PROBLEM DESCRIPTION. Reproduce the part of the wedding photography thread that begins at the words "checklist of each" and stops after "friends and family.", keeping every character unchanged.

SOURCE TEXT.

- - - - -

# Wedding Photography - Checklist and legal paper work



## GerryDavid (Jul 20, 2004)

For those here that shoot weddings, preferably professionaly, I was just wondering what stuff you have for a photo check list, and what sort of legal paper work you use?

Im interested in doing weddings on my own eventually so I gotta get some of this paper work going.  I wont be doing it this year probably since most of my weekends are busy assisting a wedding photographer, but I got some free weekends in september and who knows, may be lucky and get one for then.

The paper work that I can think of is:

checklist of each shot:
- different shots with the brides side of the family with the newlywed couple
- different shots with the grooms side of the family with the newlywed couple
- combination of shots with the brides and grooms family members with the newlywed couple
- the wedding pictures themselves, during the service
- the after the wedding stuff, like cutting the cake, first dance, etc

And for the legal paper work, a contract saying that the photographer owns the copyright to the images, perhaps saying something like the photographer is free to sell the images to friends and family.

perhaps another sheet saying that the photographer is free to take other pictures that are not on the check list if he sees interesting stuff, a yes or no sort of checklist for this.

And im sure there are a few things here im not remembrering.

Also, how do you handle the payment?  Do you take a % up front and a % upon deliver of the images on cd, or wedding album or how ever you handle the closing of the deal?  If so, what % do you take up front?


----------



## Alison (Jul 20, 2004)

Welcome to the wonderful world of weddings 

If you post your e-mail address I will send you a copy of our wedding checklist and contract. As for the $$ questions...

We take $200 up front to hold the date. This in non-refundable. We require that the balance of the payment be made 2 weeks prior to the wedding. This makes sure that nobody is worried about $$ on the big day. Our packages range from $700 to $2500 depending on what the bride/groom want for albums, coverage hours, etc. We provide the proofs for free, and also put up the images on the web for online ordering. This way they can share the pictures with family and friends right away but it's really simple to order. Our customers like that out of town friends/family can also order on-line. 

We offered a discount at first to get some business in. Then it's just word of mouth to keep your business up.


----------



## Scott WRG Editor (Jul 20, 2004)

Would you mind send this list to me as well, I'm supposed to be getting into wedding photography next season. Thanks.


----------



## GerryDavid (Jul 20, 2004)

AlisonS said:
			
		

> If you post your e-mail address I will send you a copy of our wedding checklist and contract. As for the $$ questions...


gerry_canada at hotmail dot com *sorry for the at and dot but this way spam bots on the net wont be able to read it as easily.  And thanks for sending me the check list.  :0)



			
				AlisonS said:
			
		

> We take $200 up front to hold the date. This in non-refundable. We require that the balance of the payment be made 2 weeks prior to the wedding. This makes sure that nobody is worried about $$ on the big day.

- - - - -

PROVIDED DATA.
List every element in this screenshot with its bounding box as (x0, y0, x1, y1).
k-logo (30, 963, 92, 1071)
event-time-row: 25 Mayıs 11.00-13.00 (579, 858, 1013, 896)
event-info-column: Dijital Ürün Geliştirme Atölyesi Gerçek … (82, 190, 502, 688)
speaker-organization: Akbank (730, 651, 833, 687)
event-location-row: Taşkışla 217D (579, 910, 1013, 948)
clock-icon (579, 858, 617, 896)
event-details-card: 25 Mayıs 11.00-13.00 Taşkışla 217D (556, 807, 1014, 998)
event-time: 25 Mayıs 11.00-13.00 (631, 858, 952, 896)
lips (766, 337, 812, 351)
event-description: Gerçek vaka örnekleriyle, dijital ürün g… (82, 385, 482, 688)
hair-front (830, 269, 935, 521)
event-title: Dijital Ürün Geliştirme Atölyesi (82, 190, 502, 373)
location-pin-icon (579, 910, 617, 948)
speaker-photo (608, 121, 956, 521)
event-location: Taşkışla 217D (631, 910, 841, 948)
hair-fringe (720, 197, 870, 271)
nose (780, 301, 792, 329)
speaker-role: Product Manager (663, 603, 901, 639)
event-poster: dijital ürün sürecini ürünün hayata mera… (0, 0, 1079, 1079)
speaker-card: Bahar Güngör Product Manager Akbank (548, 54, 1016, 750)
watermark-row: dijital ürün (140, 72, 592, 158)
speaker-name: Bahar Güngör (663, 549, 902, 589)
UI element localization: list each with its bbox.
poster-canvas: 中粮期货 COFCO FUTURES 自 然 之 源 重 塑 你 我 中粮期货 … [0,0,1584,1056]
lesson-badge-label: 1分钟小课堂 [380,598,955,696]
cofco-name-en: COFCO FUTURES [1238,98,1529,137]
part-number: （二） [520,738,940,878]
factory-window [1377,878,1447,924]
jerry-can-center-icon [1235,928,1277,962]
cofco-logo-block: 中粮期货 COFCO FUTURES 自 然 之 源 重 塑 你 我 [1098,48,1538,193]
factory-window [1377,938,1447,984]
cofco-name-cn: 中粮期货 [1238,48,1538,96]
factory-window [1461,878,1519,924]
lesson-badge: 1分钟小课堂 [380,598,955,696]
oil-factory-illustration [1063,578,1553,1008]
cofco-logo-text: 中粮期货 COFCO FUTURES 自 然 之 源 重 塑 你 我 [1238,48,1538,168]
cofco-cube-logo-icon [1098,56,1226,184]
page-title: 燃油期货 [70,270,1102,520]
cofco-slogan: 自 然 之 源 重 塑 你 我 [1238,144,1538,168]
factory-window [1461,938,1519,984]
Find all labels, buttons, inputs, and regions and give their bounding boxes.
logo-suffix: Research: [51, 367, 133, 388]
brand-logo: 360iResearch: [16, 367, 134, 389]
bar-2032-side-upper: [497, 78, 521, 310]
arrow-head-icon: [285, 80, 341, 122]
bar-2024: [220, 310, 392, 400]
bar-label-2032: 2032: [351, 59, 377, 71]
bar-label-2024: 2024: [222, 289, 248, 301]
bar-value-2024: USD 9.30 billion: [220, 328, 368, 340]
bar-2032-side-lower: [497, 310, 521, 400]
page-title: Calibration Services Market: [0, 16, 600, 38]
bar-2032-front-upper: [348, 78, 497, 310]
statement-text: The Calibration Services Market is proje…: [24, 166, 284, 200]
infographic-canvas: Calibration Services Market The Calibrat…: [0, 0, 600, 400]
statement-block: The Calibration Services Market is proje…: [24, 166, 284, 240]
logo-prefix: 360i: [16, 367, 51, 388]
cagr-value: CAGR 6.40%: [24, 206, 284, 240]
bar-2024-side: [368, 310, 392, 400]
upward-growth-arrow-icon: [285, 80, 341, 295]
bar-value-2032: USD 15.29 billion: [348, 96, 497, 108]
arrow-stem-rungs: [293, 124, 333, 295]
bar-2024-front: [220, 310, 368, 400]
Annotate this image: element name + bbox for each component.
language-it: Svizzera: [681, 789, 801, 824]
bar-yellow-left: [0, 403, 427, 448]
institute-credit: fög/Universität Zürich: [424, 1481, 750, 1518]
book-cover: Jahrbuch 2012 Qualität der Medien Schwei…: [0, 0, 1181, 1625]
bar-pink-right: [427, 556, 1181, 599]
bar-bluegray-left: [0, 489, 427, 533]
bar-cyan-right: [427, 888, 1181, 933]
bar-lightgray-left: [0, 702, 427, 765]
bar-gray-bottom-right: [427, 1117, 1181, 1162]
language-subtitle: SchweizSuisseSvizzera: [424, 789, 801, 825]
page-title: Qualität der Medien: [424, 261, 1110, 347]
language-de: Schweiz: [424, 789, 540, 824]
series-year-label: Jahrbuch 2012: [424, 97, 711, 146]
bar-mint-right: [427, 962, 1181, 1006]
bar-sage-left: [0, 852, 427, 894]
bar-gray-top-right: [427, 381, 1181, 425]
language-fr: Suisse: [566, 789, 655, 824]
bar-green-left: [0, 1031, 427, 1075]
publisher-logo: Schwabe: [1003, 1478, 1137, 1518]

- - - - -

SOLUTION FOR THIS PROBLEM.
checklist of each shot:
- different shots with the brides side of the family with the newlywed couple
- different shots with the grooms side of the family with the newlywed couple
- combination of shots with the brides and grooms family members with the newlywed couple
- the wedding pictures themselves, during the service
- the after the wedding stuff, like cutting the cake, first dance, etc

And for the legal paper work, a contract saying that the photographer owns the copyright to the images, perhaps saying something like the photographer is free to sell the images to friends and family.